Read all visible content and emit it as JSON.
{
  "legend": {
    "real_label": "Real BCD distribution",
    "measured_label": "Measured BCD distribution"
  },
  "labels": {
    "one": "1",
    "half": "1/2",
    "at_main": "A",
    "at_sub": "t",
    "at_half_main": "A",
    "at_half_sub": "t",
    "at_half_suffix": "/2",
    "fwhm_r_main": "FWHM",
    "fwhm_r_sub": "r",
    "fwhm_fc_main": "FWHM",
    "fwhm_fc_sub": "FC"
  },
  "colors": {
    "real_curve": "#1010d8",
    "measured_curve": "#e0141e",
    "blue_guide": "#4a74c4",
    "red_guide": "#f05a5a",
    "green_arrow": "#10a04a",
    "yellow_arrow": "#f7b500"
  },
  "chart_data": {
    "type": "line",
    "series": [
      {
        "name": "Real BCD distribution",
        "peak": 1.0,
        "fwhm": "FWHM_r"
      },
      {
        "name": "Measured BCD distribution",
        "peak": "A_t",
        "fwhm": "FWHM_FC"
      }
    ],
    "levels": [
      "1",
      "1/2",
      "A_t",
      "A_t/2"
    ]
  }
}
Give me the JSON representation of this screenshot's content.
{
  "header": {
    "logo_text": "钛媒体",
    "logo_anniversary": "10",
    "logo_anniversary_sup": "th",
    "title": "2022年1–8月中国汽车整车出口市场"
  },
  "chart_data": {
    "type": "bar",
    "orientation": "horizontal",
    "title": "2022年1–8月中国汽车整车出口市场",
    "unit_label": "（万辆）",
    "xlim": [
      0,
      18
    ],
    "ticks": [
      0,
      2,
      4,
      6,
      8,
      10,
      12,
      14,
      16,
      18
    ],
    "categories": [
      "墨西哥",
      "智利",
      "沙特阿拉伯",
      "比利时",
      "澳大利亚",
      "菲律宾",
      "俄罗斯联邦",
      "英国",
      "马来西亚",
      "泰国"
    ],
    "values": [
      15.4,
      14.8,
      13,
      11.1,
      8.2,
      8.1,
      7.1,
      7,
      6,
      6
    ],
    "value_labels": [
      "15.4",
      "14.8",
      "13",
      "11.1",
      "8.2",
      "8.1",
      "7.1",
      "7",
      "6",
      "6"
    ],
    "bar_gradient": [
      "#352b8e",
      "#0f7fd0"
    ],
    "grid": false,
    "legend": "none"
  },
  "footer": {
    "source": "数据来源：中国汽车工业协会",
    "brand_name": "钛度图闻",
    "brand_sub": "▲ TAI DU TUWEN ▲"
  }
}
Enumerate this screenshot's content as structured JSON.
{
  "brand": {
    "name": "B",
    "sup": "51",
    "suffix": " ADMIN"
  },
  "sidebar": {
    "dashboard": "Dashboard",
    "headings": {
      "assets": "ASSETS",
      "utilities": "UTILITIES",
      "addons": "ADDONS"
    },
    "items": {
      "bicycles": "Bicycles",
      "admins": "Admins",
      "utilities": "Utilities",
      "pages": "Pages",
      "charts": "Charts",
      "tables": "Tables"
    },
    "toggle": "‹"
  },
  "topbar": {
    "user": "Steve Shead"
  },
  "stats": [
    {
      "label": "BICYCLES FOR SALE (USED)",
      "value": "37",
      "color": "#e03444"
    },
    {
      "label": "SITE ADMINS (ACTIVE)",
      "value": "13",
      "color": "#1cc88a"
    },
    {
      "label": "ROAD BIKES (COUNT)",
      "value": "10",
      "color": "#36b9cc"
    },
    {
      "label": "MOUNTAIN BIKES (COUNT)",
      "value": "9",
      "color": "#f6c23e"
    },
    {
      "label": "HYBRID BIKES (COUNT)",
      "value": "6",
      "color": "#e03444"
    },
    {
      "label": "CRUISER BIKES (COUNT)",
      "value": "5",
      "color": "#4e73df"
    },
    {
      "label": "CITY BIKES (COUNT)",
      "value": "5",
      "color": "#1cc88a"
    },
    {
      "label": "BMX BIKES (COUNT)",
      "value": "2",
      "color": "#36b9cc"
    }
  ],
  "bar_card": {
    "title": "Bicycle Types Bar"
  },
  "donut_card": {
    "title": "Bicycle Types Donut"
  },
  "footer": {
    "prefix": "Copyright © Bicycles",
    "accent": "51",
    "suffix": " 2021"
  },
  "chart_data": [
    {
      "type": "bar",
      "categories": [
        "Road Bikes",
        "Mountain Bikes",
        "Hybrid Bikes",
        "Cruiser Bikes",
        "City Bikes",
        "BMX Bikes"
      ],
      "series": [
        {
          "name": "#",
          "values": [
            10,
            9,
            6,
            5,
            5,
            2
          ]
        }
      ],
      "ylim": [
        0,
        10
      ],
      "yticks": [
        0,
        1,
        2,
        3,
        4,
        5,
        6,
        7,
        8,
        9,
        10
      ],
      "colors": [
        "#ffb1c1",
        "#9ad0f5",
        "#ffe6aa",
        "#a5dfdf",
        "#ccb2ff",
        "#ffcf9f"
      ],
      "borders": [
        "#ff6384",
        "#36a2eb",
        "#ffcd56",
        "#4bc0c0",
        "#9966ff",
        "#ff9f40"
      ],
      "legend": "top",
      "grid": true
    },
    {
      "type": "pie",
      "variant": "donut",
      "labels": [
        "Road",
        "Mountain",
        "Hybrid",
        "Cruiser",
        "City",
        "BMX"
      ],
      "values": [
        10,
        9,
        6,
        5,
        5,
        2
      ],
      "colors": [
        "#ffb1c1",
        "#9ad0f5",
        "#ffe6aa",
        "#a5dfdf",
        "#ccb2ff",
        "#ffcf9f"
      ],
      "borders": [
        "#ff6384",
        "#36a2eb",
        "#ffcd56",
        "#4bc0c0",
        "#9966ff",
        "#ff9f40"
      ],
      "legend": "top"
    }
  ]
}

- **Instructions for the task**
Transcribe every line of the data, exactly as it stands.

- **Answer to the task**
Read all visible content and emit it as JSON.
{
  "legend": {
    "real_label": "Real BCD distribution",
    "measured_label": "Measured BCD distribution"
  },
  "labels": {
    "one": "1",
    "half": "1/2",
    "at_main": "A",
    "at_sub": "t",
    "at_half_main": "A",
    "at_half_sub": "t",
    "at_half_suffix": "/2",
    "fwhm_r_main": "FWHM",
    "fwhm_r_sub": "r",
    "fwhm_fc_main": "FWHM",
    "fwhm_fc_sub": "FC"
  },
  "colors": {
    "real_curve": "#1010d8",
    "measured_curve": "#e0141e",
    "blue_guide": "#4a74c4",
    "red_guide": "#f05a5a",
    "green_arrow": "#10a04a",
    "yellow_arrow": "#f7b500"
  },
  "chart_data": {
    "type": "line",
    "series": [
      {
        "name": "Real BCD distribution",
        "peak": 1.0,
        "fwhm": "FWHM_r"
      },
      {
        "name": "Measured BCD distribution",
        "peak": "A_t",
        "fwhm": "FWHM_FC"
      }
    ],
    "levels": [
      "1",
      "1/2",
      "A_t",
      "A_t/2"
    ]
  }
}
Give me the JSON representation of this screenshot's content.
{
  "header": {
    "logo_text": "钛媒体",
    "logo_anniversary": "10",
    "logo_anniversary_sup": "th",
    "title": "2022年1–8月中国汽车整车出口市场"
  },
  "chart_data": {
    "type": "bar",
    "orientation": "horizontal",
    "title": "2022年1–8月中国汽车整车出口市场",
    "unit_label": "（万辆）",
    "xlim": [
      0,
      18
    ],
    "ticks": [
      0,
      2,
      4,
      6,
      8,
      10,
      12,
      14,
      16,
      18
    ],
    "categories": [
      "墨西哥",
      "智利",
      "沙特阿拉伯",
      "比利时",
      "澳大利亚",
      "菲律宾",
      "俄罗斯联邦",
      "英国",
      "马来西亚",
      "泰国"
    ],
    "values": [
      15.4,
      14.8,
      13,
      11.1,
      8.2,
      8.1,
      7.1,
      7,
      6,
      6
    ],
    "value_labels": [
      "15.4",
      "14.8",
      "13",
      "11.1",
      "8.2",
      "8.1",
      "7.1",
      "7",
      "6",
      "6"
    ],
    "bar_gradient": [
      "#352b8e",
      "#0f7fd0"
    ],
    "grid": false,
    "legend": "none"
  },
  "footer": {
    "source": "数据来源：中国汽车工业协会",
    "brand_name": "钛度图闻",
    "brand_sub": "▲ TAI DU TUWEN ▲"
  }
}
Enumerate this screenshot's content as structured JSON.
{
  "brand": {
    "name": "B",
    "sup": "51",
    "suffix": " ADMIN"
  },
  "sidebar": {
    "dashboard": "Dashboard",
    "headings": {
      "assets": "ASSETS",
      "utilities": "UTILITIES",
      "addons": "ADDONS"
    },
    "items": {
      "bicycles": "Bicycles",
      "admins": "Admins",
      "utilities": "Utilities",
      "pages": "Pages",
      "charts": "Charts",
      "tables": "Tables"
    },
    "toggle": "‹"
  },
  "topbar": {
    "user": "Steve Shead"
  },
  "stats": [
    {
      "label": "BICYCLES FOR SALE (USED)",
      "value": "37",
      "color": "#e03444"
    },
    {
      "label": "SITE ADMINS (ACTIVE)",
      "value": "13",
      "color": "#1cc88a"
    },
    {
      "label": "ROAD BIKES (COUNT)",
      "value": "10",
      "color": "#36b9cc"
    },
    {
      "label": "MOUNTAIN BIKES (COUNT)",
      "value": "9",
      "color": "#f6c23e"
    },
    {
      "label": "HYBRID BIKES (COUNT)",
      "value": "6",
      "color": "#e03444"
    },
    {
      "label": "CRUISER BIKES (COUNT)",
      "value": "5",
      "color": "#4e73df"
    },
    {
      "label": "CITY BIKES (COUNT)",
      "value": "5",
      "color": "#1cc88a"
    },
    {
      "label": "BMX BIKES (COUNT)",
      "value": "2",
      "color": "#36b9cc"
    }
  ],
  "bar_card": {
    "title": "Bicycle Types Bar"
  },
  "donut_card": {
    "title": "Bicycle Types Donut"
  },
  "footer": {
    "prefix": "Copyright © Bicycles",
    "accent": "51",
    "suffix": " 2021"
  },
  "chart_data": [
    {
      "type": "bar",
      "categories": [
        "Road Bikes",
        "Mountain Bikes",
        "Hybrid Bikes",
        "Cruiser Bikes",
        "City Bikes",
        "BMX Bikes"
      ],
      "series": [
        {
          "name": "#",
          "values": [
            10,
            9,
            6,
            5,
            5,
            2
          ]
        }
      ],
      "ylim": [
        0,
        10
      ],
      "yticks": [
        0,
        1,
        2,
        3,
        4,
        5,
        6,
        7,
        8,
        9,
        10
      ],
      "colors": [
        "#ffb1c1",
        "#9ad0f5",
        "#ffe6aa",
        "#a5dfdf",
        "#ccb2ff",
        "#ffcf9f"
      ],
      "borders": [
        "#ff6384",
        "#36a2eb",
        "#ffcd56",
        "#4bc0c0",
        "#9966ff",
        "#ff9f40"
      ],
      "legend": "top",
      "grid": true
    },
    {
      "type": "pie",
      "variant": "donut",
      "labels": [
        "Road",
        "Mountain",
        "Hybrid",
        "Cruiser",
        "City",
        "BMX"
      ],
      "values": [
        10,
        9,
        6,
        5,
        5,
        2
      ],
      "colors": [
        "#ffb1c1",
        "#9ad0f5",
        "#ffe6aa",
        "#a5dfdf",
        "#ccb2ff",
        "#ffcf9f"
      ],
      "borders": [
        "#ff6384",
        "#36a2eb",
        "#ffcd56",
        "#4bc0c0",
        "#9966ff",
        "#ff9f40"
      ],
      "legend": "top"
    }
  ]
}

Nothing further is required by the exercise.